_Provided material_:
^^^^^^^^

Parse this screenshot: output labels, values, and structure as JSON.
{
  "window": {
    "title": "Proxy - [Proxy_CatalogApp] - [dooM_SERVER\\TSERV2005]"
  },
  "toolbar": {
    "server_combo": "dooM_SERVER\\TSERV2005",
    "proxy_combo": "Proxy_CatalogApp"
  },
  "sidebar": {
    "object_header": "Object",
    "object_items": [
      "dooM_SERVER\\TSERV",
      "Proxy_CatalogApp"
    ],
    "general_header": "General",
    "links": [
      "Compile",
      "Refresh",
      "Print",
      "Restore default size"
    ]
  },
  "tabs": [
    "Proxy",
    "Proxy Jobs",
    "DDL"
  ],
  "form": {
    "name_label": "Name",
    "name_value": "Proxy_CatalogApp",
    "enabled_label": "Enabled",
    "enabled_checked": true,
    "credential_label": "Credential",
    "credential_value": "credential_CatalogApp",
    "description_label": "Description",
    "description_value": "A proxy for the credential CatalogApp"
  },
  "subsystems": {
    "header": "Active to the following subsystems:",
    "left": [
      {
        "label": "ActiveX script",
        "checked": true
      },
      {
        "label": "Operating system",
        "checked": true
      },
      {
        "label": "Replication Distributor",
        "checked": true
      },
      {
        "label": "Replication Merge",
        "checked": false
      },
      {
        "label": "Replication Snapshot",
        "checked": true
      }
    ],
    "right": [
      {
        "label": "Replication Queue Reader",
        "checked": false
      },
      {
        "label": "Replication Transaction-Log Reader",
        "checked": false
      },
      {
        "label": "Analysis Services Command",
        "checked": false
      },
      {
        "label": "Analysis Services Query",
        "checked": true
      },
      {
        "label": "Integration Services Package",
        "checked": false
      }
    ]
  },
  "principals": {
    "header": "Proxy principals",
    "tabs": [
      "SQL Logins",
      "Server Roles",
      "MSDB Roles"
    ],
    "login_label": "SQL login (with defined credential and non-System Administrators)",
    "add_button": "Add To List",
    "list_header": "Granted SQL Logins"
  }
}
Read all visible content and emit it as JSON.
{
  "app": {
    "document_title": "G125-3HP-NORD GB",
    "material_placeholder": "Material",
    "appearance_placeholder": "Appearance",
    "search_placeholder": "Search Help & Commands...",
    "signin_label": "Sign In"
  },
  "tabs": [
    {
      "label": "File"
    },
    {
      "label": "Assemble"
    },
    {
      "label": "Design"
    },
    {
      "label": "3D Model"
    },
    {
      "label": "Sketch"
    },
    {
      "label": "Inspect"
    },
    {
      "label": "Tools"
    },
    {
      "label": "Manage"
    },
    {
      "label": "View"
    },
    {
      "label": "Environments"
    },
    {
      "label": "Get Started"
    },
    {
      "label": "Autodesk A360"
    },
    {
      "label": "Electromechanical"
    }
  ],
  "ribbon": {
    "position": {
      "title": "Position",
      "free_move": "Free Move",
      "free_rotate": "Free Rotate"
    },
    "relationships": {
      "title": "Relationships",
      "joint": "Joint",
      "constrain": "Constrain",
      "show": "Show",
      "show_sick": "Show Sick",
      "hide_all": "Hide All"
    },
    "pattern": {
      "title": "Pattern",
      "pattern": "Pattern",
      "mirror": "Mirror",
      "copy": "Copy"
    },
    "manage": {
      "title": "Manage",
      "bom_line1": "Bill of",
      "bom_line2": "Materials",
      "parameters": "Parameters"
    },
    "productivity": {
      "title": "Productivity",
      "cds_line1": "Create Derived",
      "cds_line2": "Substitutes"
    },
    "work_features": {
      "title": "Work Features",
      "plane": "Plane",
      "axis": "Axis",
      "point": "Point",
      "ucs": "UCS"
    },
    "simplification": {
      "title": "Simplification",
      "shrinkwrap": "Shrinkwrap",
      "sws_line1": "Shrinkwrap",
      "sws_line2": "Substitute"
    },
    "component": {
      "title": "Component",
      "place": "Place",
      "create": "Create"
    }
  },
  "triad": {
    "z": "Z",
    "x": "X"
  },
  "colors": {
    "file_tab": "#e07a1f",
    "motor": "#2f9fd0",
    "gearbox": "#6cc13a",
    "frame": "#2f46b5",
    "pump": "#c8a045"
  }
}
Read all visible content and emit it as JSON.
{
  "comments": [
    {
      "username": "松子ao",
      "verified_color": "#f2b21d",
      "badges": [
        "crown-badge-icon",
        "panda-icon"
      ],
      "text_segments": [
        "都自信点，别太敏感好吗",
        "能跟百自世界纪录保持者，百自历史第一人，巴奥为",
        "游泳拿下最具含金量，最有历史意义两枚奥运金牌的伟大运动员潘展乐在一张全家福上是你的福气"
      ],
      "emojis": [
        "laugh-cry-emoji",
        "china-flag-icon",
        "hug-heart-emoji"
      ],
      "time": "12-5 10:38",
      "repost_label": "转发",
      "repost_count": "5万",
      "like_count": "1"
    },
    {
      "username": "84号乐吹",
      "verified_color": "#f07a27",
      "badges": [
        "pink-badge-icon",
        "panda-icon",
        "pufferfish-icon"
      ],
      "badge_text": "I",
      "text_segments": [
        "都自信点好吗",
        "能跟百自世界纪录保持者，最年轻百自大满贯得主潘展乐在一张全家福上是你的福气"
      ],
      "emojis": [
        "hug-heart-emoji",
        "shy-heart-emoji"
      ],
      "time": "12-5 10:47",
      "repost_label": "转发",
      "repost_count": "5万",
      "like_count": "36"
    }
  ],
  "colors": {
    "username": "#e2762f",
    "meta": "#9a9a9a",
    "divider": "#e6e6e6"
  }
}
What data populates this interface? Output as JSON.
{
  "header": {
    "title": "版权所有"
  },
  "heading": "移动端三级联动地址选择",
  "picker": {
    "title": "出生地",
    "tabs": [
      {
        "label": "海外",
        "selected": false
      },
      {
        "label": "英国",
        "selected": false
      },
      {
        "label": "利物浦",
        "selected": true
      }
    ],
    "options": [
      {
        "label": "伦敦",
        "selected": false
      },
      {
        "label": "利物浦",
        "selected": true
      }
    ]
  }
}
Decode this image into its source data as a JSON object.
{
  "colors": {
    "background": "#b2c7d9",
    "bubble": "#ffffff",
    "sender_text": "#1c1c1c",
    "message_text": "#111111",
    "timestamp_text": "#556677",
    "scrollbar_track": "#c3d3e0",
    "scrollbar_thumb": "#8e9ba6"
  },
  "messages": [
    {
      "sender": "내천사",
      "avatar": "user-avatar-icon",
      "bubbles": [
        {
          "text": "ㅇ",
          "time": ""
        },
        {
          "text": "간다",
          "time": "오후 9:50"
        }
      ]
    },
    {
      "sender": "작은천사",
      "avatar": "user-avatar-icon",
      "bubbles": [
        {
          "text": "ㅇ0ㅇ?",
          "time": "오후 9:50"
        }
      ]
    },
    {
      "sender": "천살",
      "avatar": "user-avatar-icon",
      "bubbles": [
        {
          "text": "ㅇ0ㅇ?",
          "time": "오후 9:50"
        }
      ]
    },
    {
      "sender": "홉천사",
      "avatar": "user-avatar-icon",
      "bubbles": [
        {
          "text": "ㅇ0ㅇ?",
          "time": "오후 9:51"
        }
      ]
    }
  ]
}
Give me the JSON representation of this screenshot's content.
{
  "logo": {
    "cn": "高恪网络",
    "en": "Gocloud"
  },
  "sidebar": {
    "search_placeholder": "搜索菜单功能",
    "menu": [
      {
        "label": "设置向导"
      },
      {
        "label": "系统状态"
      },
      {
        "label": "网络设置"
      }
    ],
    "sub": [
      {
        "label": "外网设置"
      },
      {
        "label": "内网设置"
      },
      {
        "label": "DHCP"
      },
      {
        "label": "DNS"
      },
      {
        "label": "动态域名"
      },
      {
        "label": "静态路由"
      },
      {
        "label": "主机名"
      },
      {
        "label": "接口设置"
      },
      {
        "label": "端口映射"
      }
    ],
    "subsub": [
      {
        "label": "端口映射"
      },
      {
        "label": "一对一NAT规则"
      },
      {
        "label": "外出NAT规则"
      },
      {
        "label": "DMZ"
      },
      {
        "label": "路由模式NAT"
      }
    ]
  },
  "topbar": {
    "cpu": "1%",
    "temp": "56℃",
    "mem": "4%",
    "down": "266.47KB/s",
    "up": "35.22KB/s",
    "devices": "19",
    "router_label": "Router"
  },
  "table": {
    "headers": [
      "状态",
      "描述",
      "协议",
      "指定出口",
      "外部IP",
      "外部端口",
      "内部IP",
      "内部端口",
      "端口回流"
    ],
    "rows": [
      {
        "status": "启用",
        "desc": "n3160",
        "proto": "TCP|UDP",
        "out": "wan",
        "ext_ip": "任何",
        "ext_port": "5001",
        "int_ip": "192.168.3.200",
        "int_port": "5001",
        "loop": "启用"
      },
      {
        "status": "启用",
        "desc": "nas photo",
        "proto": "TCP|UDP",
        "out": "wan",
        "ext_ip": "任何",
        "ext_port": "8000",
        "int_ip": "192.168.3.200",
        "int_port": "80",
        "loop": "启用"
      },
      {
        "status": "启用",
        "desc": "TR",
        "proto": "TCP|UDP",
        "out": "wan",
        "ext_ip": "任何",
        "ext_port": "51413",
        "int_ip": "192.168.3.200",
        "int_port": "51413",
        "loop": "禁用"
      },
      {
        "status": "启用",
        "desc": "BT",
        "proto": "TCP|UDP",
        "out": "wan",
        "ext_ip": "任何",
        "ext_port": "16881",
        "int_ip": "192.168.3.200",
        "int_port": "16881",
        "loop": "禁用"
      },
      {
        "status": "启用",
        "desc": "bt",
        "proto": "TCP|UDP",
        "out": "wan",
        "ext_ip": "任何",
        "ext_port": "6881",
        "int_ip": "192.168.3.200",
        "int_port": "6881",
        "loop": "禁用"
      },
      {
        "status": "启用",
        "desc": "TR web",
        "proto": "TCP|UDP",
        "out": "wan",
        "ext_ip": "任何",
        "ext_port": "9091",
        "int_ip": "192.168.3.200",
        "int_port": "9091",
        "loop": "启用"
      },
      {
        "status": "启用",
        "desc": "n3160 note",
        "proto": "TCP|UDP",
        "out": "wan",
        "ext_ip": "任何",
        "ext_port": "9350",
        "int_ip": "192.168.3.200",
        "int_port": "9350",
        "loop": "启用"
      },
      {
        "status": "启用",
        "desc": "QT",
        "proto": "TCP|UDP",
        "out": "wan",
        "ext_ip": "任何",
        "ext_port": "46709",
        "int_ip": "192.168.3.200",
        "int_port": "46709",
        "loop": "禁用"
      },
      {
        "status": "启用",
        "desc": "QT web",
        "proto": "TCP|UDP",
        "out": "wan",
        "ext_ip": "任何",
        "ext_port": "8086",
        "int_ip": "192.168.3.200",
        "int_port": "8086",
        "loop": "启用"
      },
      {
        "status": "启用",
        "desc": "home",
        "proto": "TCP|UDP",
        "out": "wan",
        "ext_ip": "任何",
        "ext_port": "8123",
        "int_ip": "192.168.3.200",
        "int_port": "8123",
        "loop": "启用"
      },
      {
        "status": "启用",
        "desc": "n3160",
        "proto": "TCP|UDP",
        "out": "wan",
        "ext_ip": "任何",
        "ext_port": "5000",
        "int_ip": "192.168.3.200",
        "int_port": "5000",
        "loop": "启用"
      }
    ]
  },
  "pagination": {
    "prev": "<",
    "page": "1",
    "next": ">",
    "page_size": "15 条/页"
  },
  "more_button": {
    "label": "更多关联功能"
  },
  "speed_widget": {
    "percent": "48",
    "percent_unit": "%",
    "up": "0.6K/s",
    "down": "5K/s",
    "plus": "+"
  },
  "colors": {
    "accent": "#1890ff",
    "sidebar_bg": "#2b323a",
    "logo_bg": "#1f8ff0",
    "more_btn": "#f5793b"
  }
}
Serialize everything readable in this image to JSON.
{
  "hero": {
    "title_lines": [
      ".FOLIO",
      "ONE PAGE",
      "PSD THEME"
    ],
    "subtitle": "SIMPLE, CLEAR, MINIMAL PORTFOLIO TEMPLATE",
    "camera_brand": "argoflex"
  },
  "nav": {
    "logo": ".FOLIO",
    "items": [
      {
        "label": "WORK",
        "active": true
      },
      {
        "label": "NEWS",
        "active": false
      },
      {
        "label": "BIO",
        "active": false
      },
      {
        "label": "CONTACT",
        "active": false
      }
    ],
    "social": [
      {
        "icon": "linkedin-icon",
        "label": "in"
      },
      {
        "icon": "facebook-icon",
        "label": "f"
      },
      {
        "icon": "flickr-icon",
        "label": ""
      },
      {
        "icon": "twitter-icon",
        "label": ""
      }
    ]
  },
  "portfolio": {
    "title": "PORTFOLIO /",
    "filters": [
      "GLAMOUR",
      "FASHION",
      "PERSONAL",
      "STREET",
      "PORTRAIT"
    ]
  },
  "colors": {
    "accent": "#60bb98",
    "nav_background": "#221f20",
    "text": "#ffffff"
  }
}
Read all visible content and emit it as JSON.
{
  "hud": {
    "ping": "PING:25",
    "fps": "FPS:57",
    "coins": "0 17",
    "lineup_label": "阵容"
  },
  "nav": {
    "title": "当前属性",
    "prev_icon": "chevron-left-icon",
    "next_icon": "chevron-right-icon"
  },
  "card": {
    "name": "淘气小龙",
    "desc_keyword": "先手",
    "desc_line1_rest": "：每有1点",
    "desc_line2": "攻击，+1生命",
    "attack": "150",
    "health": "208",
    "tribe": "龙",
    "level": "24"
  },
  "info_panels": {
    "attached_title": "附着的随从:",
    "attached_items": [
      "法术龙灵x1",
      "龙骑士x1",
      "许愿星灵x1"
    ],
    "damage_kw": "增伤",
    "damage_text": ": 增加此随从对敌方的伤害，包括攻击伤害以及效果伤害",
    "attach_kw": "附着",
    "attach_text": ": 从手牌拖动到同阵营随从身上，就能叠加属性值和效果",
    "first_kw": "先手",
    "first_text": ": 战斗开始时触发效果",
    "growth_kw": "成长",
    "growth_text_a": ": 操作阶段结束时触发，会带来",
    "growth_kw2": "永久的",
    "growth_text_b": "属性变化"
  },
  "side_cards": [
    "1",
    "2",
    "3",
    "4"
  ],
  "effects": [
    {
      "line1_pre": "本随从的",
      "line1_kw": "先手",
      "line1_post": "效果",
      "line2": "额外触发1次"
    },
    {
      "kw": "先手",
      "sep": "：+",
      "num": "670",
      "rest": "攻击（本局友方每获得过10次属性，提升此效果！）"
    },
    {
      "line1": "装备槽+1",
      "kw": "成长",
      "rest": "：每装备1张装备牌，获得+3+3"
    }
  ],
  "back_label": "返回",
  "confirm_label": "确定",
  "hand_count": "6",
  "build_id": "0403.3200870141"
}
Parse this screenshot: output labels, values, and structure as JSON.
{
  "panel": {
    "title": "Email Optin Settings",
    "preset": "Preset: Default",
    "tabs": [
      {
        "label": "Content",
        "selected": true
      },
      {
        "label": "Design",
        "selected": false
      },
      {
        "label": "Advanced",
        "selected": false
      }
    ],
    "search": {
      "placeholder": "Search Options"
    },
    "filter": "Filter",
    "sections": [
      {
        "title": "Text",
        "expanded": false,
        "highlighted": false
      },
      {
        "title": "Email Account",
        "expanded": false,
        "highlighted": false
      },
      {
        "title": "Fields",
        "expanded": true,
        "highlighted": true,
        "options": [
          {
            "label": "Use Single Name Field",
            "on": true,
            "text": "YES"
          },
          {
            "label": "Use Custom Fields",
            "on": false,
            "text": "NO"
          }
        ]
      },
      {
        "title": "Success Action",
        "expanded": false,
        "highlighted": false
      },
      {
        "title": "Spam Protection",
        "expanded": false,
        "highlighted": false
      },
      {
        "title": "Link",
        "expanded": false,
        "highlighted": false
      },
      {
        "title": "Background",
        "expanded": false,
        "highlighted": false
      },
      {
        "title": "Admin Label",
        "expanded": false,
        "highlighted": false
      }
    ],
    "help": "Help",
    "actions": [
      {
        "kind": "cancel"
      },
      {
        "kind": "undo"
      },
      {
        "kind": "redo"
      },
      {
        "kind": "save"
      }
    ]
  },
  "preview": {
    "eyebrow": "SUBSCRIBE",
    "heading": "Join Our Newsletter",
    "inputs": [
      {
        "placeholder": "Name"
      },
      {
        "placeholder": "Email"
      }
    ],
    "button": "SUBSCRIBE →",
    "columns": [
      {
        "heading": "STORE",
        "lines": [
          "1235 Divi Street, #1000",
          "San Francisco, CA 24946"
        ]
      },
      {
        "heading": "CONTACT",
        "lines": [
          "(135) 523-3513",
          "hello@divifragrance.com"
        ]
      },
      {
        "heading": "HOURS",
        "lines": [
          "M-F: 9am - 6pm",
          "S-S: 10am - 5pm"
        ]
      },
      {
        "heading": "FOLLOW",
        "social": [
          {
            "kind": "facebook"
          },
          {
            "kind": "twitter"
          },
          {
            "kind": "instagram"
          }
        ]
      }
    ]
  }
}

^^^^^^^^

_Your instructions_: Of the lines above, copy each that contains "Help".

_Response to the task_:
    "search_placeholder": "Search Help & Commands...",
    "help": "Help",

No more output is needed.